Task input:
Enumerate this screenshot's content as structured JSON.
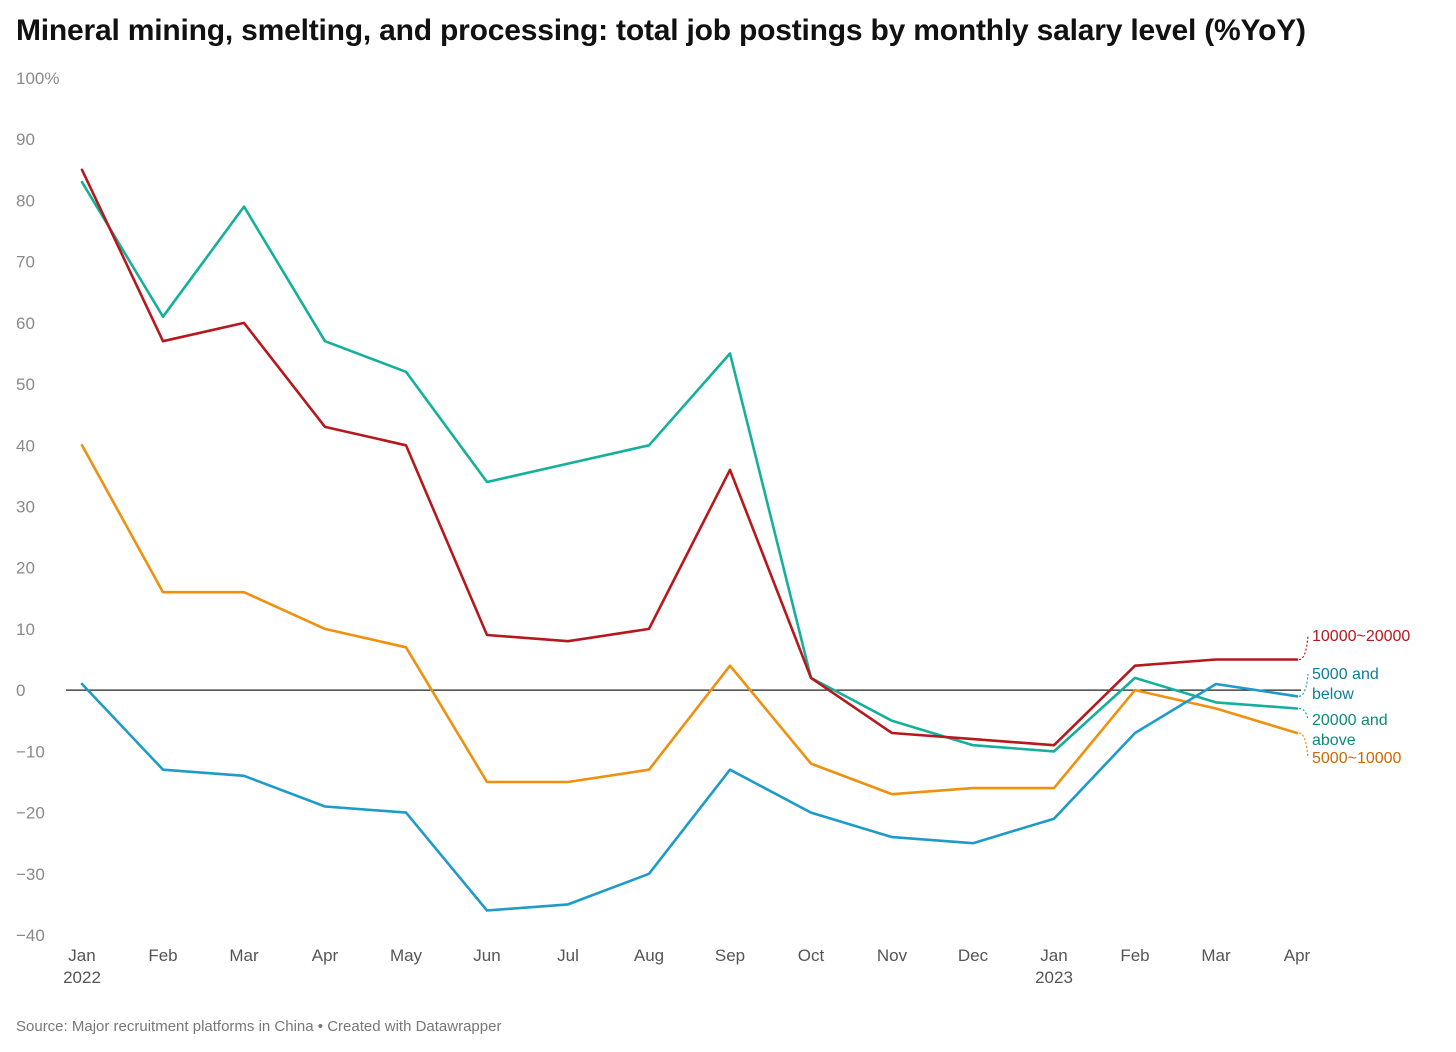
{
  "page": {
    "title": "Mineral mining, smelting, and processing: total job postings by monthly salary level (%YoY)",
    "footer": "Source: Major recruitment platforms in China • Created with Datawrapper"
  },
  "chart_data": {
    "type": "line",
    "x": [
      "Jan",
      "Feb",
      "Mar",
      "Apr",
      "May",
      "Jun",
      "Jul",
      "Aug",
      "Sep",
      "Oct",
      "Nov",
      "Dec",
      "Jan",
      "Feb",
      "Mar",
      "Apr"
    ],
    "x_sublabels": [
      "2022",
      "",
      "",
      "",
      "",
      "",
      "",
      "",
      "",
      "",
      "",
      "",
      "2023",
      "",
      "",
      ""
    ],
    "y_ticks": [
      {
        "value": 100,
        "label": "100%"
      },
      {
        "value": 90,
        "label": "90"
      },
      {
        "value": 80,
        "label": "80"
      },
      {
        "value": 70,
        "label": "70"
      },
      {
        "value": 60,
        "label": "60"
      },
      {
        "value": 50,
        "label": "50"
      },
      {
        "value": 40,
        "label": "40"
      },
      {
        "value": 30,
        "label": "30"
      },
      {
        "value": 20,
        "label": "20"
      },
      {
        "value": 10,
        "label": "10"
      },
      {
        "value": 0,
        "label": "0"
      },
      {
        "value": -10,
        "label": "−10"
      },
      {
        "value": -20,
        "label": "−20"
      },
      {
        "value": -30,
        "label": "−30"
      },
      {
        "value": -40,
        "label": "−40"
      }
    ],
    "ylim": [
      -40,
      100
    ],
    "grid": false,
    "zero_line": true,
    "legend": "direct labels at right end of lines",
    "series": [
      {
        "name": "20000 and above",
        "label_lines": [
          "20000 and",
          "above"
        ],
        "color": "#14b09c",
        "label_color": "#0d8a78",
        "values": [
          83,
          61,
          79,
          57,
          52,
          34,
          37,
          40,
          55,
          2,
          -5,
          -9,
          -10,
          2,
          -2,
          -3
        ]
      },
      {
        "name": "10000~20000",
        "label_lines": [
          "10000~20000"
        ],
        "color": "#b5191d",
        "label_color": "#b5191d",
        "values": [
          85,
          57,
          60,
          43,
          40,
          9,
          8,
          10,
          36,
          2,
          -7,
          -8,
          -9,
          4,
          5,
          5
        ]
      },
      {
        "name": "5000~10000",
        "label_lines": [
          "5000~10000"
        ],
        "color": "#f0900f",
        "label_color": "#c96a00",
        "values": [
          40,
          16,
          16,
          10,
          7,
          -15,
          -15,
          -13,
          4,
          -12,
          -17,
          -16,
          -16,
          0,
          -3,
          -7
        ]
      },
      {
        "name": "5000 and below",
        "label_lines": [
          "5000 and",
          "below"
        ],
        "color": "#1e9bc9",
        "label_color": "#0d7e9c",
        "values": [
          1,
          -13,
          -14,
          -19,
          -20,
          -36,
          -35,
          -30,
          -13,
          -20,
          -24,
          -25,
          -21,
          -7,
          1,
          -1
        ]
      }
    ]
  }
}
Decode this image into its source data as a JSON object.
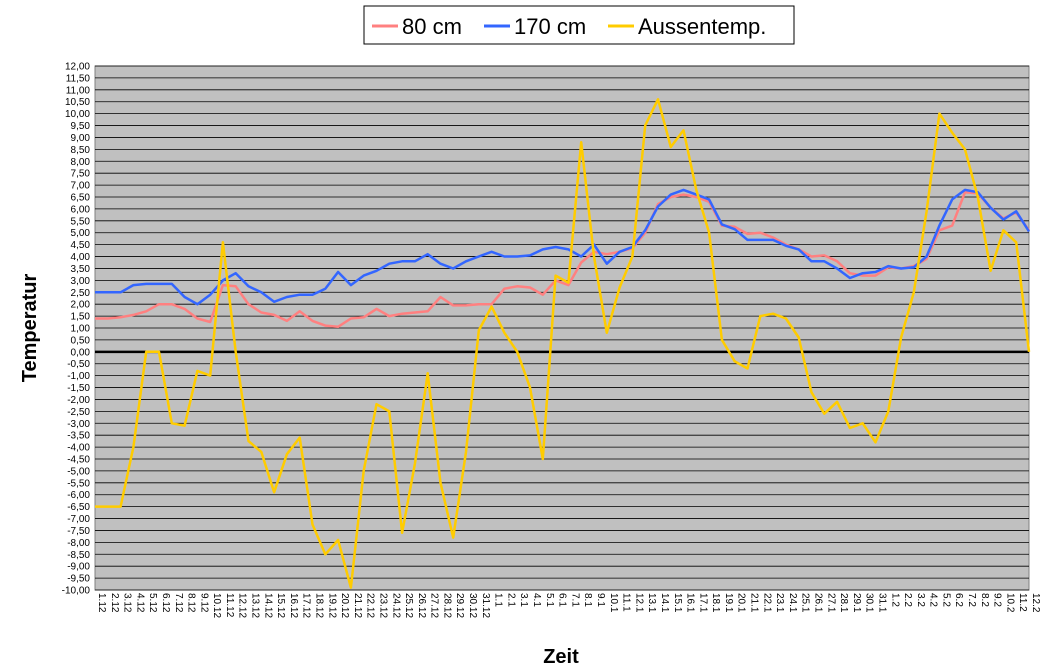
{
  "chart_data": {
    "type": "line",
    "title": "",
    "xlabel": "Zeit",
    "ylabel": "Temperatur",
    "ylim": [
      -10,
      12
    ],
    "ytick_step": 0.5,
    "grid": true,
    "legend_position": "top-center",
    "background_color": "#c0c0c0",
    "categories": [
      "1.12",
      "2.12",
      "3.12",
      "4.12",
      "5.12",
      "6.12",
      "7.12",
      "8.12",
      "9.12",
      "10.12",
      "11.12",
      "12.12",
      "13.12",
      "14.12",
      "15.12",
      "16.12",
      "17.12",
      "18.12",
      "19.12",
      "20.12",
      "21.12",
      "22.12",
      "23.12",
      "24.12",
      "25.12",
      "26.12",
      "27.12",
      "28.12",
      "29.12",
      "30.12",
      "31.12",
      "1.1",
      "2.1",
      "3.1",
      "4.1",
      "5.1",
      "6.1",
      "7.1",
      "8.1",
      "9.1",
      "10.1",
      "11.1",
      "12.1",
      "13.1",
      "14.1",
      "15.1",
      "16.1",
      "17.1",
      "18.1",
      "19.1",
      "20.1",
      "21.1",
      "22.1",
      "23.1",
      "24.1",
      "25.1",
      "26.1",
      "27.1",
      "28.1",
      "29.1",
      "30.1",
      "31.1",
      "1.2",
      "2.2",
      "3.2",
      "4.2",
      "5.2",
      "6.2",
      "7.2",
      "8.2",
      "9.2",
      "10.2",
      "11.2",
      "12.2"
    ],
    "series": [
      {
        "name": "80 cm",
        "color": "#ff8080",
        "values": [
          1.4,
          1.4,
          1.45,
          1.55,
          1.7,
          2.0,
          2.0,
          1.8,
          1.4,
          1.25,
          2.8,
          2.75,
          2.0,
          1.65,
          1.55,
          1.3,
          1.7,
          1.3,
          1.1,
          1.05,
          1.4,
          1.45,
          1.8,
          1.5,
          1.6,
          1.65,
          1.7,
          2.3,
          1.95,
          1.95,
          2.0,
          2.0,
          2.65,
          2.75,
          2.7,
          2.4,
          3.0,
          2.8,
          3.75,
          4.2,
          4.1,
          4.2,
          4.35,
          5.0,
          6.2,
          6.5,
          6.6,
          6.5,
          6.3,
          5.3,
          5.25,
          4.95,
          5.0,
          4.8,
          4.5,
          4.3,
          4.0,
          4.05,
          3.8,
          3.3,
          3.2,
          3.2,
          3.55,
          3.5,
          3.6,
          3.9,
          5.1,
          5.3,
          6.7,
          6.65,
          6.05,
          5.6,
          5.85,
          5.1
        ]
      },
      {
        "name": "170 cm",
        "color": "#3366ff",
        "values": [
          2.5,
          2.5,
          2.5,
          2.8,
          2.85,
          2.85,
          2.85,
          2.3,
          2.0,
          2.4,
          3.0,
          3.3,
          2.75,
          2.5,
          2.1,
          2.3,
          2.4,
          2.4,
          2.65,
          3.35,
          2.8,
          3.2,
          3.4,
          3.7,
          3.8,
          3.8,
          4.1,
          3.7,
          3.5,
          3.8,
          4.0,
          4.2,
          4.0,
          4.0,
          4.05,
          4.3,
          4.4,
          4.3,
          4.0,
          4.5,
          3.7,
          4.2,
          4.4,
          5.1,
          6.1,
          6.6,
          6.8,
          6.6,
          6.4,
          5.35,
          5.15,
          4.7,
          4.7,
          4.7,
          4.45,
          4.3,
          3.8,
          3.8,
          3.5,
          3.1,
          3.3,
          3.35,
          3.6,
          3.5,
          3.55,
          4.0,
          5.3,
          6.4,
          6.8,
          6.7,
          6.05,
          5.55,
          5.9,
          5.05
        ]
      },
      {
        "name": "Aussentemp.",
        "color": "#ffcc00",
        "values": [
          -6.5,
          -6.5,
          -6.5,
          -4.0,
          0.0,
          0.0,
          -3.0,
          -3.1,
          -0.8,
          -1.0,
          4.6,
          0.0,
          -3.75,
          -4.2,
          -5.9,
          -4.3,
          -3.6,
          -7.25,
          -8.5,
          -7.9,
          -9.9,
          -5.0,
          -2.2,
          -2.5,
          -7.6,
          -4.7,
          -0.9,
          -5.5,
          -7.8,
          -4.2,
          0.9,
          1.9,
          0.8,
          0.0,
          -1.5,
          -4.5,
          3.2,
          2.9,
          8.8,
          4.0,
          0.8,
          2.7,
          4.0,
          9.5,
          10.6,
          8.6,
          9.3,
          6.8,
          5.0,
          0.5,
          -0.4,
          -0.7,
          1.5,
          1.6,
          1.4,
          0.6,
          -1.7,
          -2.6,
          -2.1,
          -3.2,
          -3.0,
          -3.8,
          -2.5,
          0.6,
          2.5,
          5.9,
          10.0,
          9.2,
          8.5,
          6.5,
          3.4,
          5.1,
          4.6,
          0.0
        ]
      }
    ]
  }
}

What you have to do: Determine how many lines in the listing above hold the word "name", answering with the number only.

Task response: 7